### WORK INSTRUCTION
Every record below is to be restated verbatim, though its images are not.

■ ■ ■ ■ ■

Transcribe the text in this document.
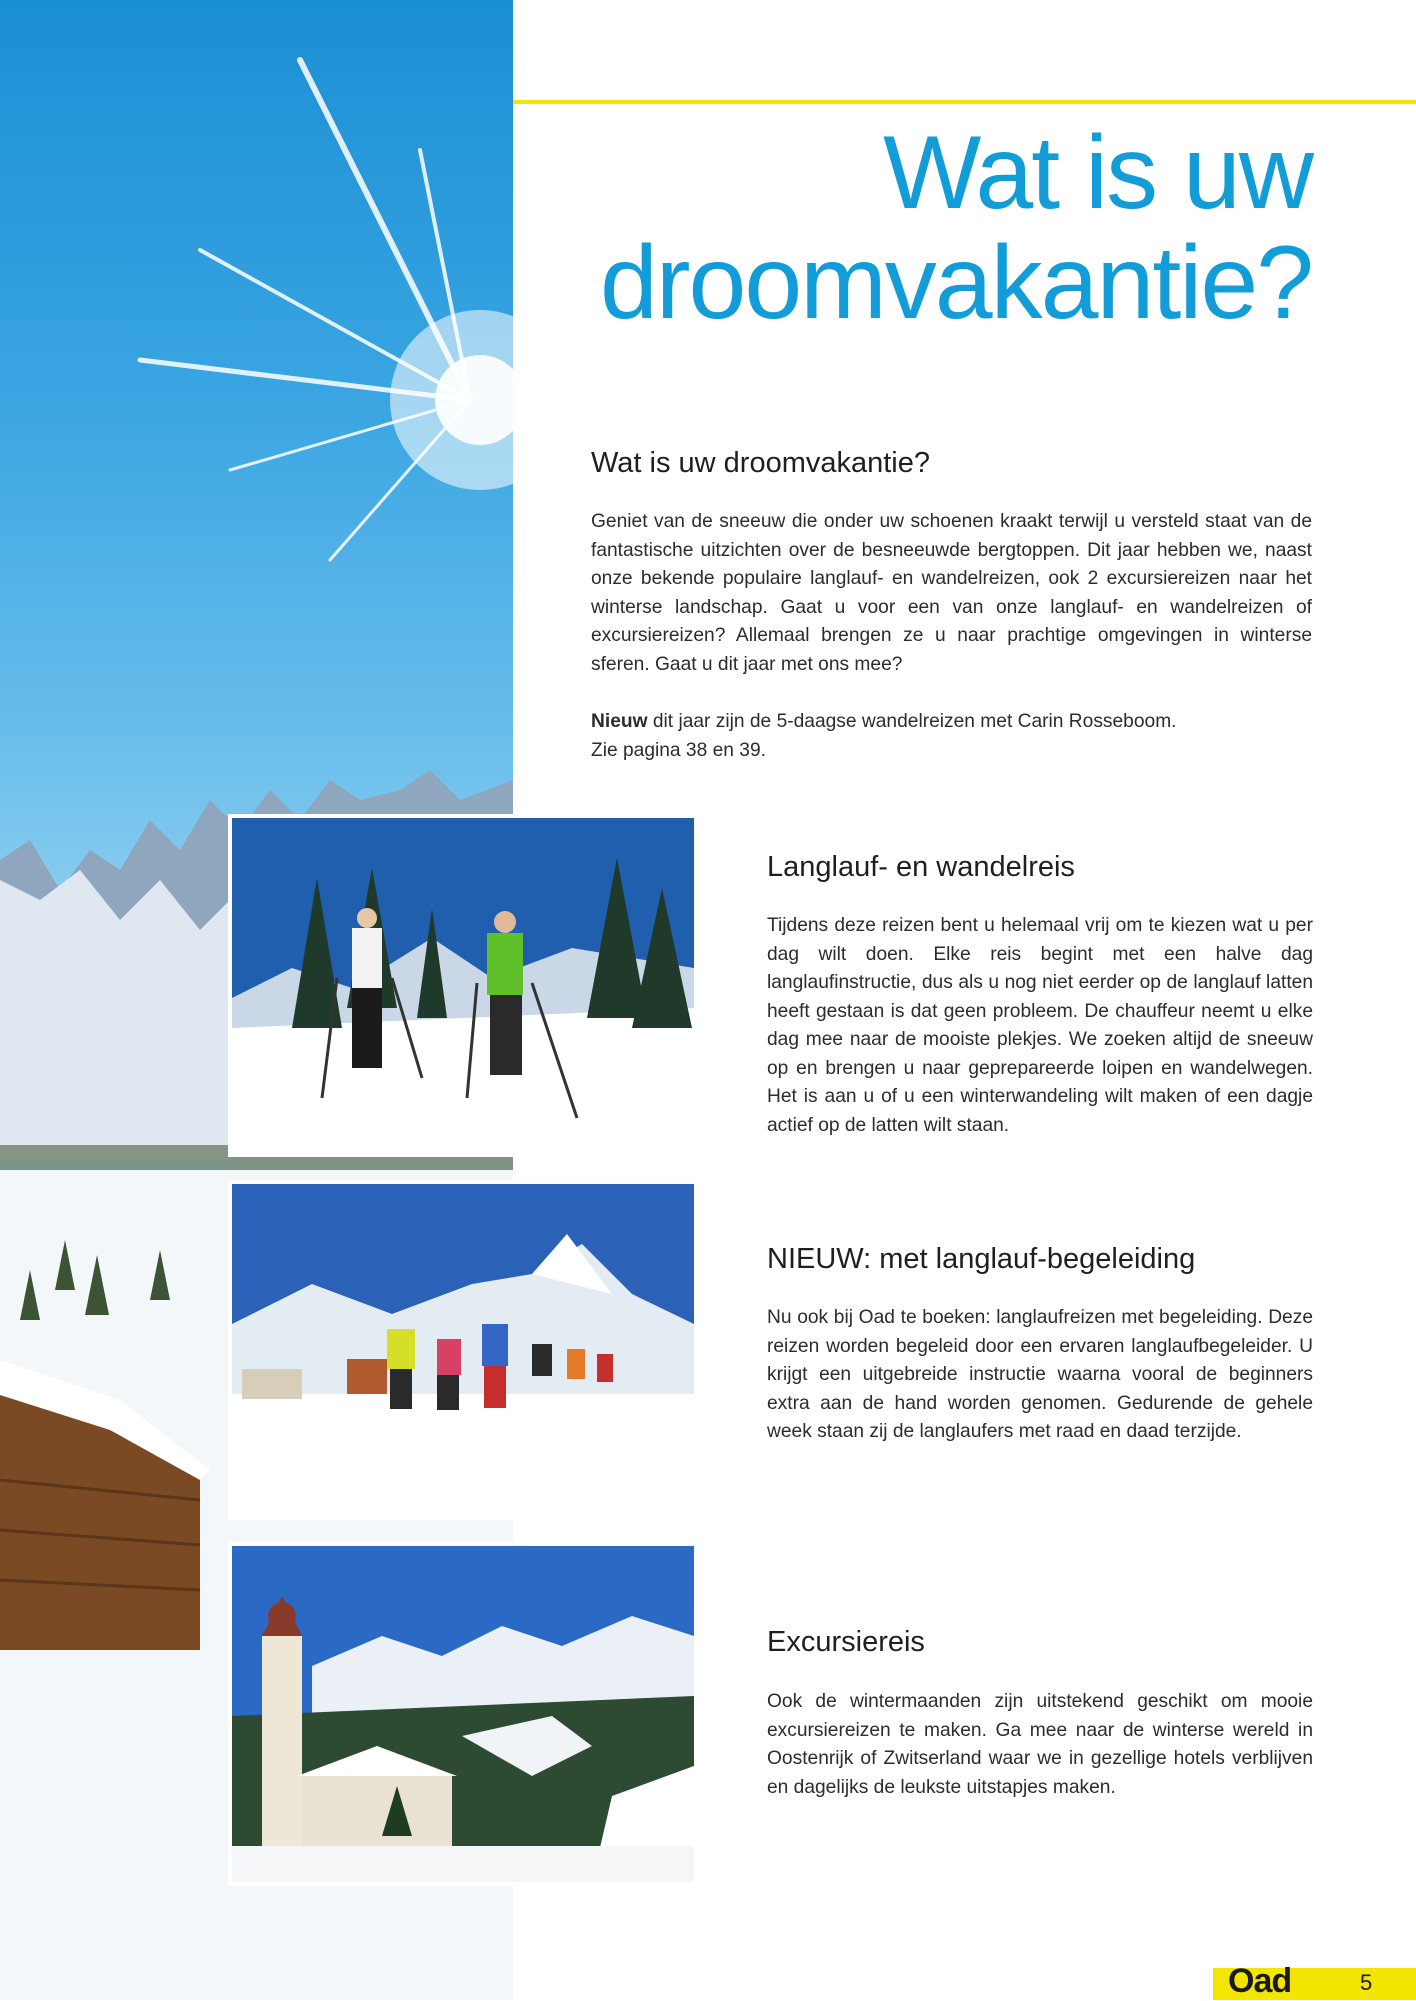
Wat is uw droomvakantie?
Wat is uw droomvakantie?

Geniet van de sneeuw die onder uw schoenen kraakt terwijl u versteld staat van de fantastische uitzichten over de besneeuwde bergtoppen. Dit jaar hebben we, naast onze bekende populaire langlauf- en wandelreizen, ook 2 excursiereizen naar het winterse landschap. Gaat u voor een van onze langlauf- en wandelreizen of excursiereizen? Allemaal brengen ze u naar prachtige omgevingen in winterse sferen. Gaat u dit jaar met ons mee?

Nieuw dit jaar zijn de 5-daagse wandelreizen met Carin Rosseboom.

Zie pagina 38 en 39.

Langlauf- en wandelreis

Tijdens deze reizen bent u helemaal vrij om te kiezen wat u per dag wilt doen. Elke reis begint met een halve dag langlaufinstructie, dus als u nog niet eerder op de langlauf latten heeft gestaan is dat geen probleem. De chauffeur neemt u elke dag mee naar de mooiste plekjes. We zoeken altijd de sneeuw op en brengen u naar geprepareerde loipen en wandelwegen. Het is aan u of u een winterwandeling wilt maken of een dagje actief op de latten wilt staan.

NIEUW: met langlauf-begeleiding

Nu ook bij Oad te boeken: langlaufreizen met begeleiding. Deze reizen worden begeleid door een ervaren langlaufbegeleider. U krijgt een uitgebreide instructie waarna vooral de beginners extra aan de hand worden genomen. Gedurende de gehele week staan zij de langlaufers met raad en daad terzijde.

Excursiereis

Ook de wintermaanden zijn uitstekend geschikt om mooie excursiereizen te maken. Ga mee naar de winterse wereld in Oostenrijk of Zwitserland waar we in gezellige hotels verblijven en dagelijks de leukste uitstapjes maken.

Oad	5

■ ■ ■ ■ ■

### RESPONSE
Transcribe the text in this document.
Wat is uw droomvakantie?
Wat is uw droomvakantie?

Geniet van de sneeuw die onder uw schoenen kraakt terwijl u versteld staat van de fantastische uitzichten over de besneeuwde bergtoppen. Dit jaar hebben we, naast onze bekende populaire langlauf- en wandelreizen, ook 2 excursiereizen naar het winterse landschap. Gaat u voor een van onze langlauf- en wandelreizen of excursiereizen? Allemaal brengen ze u naar prachtige omgevingen in winterse sferen. Gaat u dit jaar met ons mee?

Nieuw dit jaar zijn de 5-daagse wandelreizen met Carin Rosseboom.

Zie pagina 38 en 39.

Langlauf- en wandelreis

Tijdens deze reizen bent u helemaal vrij om te kiezen wat u per dag wilt doen. Elke reis begint met een halve dag langlaufinstructie, dus als u nog niet eerder op de langlauf latten heeft gestaan is dat geen probleem. De chauffeur neemt u elke dag mee naar de mooiste plekjes. We zoeken altijd de sneeuw op en brengen u naar geprepareerde loipen en wandelwegen. Het is aan u of u een winterwandeling wilt maken of een dagje actief op de latten wilt staan.

NIEUW: met langlauf-begeleiding

Nu ook bij Oad te boeken: langlaufreizen met begeleiding. Deze reizen worden begeleid door een ervaren langlaufbegeleider. U krijgt een uitgebreide instructie waarna vooral de beginners extra aan de hand worden genomen. Gedurende de gehele week staan zij de langlaufers met raad en daad terzijde.

Excursiereis

Ook de wintermaanden zijn uitstekend geschikt om mooie excursiereizen te maken. Ga mee naar de winterse wereld in Oostenrijk of Zwitserland waar we in gezellige hotels verblijven en dagelijks de leukste uitstapjes maken.

Oad	5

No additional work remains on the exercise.